— start Data —

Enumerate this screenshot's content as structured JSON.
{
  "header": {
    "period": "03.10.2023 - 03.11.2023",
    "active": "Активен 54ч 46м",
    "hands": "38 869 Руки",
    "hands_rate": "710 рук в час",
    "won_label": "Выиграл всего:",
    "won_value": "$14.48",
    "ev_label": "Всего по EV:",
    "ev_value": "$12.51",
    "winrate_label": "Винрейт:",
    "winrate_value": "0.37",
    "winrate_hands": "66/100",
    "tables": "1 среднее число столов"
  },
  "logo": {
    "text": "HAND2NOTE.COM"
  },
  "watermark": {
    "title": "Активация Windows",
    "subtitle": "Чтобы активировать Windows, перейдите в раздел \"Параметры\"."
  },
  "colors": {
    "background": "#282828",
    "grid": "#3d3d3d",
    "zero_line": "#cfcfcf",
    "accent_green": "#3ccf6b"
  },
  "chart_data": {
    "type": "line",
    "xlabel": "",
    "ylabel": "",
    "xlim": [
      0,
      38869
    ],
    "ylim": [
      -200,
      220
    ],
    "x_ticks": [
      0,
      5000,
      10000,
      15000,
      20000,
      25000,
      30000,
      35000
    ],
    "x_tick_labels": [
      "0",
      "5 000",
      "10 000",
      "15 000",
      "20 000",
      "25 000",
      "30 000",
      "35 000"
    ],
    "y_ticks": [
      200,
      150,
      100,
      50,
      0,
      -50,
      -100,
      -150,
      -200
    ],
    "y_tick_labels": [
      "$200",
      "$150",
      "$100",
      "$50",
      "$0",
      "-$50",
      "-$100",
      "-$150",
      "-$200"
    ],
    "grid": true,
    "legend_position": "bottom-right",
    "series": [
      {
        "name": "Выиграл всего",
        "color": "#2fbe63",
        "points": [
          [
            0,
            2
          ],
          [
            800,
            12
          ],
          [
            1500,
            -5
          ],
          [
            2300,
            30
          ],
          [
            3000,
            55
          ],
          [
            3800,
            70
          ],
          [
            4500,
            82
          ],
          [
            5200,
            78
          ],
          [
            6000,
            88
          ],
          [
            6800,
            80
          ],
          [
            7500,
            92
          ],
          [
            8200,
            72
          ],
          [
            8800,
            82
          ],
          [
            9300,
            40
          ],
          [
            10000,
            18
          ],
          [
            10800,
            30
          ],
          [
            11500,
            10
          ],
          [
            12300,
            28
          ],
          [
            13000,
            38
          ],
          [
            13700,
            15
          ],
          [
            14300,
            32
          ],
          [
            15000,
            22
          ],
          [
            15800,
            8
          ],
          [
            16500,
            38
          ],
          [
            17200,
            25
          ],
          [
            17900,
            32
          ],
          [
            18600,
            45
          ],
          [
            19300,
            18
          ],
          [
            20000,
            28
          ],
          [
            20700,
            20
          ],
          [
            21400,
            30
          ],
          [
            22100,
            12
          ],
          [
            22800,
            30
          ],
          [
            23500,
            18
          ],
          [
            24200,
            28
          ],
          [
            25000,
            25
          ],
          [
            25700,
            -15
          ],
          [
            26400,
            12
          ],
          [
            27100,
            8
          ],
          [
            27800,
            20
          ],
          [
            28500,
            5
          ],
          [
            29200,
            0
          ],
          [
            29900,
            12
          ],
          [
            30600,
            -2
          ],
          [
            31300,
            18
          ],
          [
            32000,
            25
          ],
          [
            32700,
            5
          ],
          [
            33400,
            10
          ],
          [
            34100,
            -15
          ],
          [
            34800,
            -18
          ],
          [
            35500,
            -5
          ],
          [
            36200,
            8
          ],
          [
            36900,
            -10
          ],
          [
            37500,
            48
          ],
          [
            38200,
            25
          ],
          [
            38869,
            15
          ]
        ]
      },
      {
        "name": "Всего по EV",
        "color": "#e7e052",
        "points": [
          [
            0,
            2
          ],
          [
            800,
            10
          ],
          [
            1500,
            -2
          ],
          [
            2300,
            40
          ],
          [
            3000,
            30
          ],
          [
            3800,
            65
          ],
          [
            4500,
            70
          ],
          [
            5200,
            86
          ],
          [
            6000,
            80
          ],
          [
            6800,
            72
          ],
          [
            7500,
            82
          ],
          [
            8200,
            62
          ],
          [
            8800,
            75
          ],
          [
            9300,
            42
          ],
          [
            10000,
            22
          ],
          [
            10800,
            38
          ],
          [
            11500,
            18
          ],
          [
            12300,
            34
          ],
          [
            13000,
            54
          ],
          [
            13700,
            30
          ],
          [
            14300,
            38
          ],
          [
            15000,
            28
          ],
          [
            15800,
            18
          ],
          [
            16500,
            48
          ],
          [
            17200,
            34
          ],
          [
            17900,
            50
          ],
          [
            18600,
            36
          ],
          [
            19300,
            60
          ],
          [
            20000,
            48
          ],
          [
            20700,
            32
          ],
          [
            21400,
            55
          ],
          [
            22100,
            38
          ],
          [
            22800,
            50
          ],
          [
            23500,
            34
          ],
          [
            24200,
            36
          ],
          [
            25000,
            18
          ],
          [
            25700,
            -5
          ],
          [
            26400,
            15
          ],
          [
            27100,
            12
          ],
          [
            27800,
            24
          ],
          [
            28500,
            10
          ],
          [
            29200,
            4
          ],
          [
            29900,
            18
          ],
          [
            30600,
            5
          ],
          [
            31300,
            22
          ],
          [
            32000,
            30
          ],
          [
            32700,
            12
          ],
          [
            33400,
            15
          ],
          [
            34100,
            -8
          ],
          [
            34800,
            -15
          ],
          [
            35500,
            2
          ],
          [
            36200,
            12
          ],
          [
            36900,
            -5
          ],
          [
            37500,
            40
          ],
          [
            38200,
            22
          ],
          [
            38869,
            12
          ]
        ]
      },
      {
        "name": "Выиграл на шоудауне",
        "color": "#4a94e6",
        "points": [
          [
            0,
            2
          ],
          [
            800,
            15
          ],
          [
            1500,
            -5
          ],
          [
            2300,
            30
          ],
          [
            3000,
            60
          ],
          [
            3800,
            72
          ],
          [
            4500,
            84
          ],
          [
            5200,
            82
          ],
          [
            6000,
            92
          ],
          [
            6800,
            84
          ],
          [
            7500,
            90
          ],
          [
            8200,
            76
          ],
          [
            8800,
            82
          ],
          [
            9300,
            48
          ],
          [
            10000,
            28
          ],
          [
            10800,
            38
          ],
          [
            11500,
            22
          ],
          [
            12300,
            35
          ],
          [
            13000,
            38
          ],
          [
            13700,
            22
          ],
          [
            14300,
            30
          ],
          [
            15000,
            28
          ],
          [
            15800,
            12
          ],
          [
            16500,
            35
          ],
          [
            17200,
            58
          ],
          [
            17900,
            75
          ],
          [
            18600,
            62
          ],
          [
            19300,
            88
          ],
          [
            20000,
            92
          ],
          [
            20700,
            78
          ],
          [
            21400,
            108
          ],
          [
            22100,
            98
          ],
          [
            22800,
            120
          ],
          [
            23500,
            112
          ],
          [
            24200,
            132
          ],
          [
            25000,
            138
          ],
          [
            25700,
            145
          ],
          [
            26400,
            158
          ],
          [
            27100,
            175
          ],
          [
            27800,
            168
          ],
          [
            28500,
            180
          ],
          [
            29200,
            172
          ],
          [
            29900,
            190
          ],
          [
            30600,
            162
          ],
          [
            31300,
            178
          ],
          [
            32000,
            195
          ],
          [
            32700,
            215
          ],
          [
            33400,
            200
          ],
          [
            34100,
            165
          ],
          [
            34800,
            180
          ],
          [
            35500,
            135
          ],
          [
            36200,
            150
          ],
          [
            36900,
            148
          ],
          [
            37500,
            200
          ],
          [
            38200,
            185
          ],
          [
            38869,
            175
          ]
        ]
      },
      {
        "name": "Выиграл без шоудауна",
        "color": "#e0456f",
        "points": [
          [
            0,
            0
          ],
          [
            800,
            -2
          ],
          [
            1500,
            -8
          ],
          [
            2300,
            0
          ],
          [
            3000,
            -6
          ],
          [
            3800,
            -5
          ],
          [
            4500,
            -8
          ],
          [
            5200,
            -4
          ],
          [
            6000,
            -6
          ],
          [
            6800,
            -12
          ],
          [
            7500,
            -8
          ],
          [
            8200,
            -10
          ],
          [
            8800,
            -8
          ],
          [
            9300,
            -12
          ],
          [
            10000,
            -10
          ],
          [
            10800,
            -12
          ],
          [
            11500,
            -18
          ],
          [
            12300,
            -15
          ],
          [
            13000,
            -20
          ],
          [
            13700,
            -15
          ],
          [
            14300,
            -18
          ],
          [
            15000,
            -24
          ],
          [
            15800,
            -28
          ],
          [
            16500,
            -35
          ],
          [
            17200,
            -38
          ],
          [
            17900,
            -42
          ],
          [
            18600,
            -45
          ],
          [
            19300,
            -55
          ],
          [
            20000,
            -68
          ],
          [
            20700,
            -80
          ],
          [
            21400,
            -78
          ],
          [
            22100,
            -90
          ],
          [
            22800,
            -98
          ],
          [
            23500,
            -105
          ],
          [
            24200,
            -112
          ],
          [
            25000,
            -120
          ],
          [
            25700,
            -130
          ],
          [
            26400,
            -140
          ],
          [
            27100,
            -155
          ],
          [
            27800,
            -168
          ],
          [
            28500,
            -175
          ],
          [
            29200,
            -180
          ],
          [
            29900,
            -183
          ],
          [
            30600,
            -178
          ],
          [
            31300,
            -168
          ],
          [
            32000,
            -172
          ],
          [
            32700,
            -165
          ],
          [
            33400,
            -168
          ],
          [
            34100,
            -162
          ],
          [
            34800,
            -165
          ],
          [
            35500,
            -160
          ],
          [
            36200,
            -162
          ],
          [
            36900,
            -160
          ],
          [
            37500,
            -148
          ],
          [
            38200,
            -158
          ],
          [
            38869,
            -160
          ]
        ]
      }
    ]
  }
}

— end Data —

## Work instructions
Gather each line of the records holding the string "Выиграл".

## Solution to the exercise
    "won_label": "Выиграл всего:",
        "name": "Выиграл всего",
        "name": "Выиграл на шоудауне",
        "name": "Выиграл без шоудауна",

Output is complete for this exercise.